# [Given task]
Say how many lines of the material below contain the word "Saturn", with no other words.

#### Input

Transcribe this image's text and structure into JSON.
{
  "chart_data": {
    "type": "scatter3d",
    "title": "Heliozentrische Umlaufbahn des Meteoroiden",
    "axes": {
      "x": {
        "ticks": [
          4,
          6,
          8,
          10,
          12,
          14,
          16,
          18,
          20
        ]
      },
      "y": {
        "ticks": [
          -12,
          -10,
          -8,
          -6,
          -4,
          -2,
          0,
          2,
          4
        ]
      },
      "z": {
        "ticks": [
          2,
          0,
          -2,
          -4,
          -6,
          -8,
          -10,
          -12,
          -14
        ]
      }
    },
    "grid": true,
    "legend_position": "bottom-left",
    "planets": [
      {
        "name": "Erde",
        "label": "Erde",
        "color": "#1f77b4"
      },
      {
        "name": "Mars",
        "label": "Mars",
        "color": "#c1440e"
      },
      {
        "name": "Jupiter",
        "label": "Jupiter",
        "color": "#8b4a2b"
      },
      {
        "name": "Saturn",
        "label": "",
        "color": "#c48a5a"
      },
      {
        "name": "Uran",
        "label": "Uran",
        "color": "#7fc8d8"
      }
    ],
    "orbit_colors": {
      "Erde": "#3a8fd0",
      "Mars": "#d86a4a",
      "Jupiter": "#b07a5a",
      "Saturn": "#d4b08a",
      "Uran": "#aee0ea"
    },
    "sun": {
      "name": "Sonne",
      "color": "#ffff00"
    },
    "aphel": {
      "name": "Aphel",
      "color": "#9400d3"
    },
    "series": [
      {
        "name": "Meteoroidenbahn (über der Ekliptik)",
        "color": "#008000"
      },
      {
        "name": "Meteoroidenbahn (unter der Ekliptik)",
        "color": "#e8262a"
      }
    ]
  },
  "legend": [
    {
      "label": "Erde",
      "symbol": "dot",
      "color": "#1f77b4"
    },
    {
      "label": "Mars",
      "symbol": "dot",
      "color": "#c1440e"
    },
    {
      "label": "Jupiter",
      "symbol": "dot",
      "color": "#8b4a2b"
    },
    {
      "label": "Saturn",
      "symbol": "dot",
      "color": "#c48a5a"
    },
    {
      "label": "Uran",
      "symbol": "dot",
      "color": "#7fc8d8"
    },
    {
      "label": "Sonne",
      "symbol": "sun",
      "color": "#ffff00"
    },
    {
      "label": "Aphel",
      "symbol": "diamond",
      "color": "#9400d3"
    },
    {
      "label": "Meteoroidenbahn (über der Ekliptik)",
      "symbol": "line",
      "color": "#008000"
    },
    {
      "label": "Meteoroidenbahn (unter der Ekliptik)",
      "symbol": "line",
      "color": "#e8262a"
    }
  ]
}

########

# [Result of the exercise]
3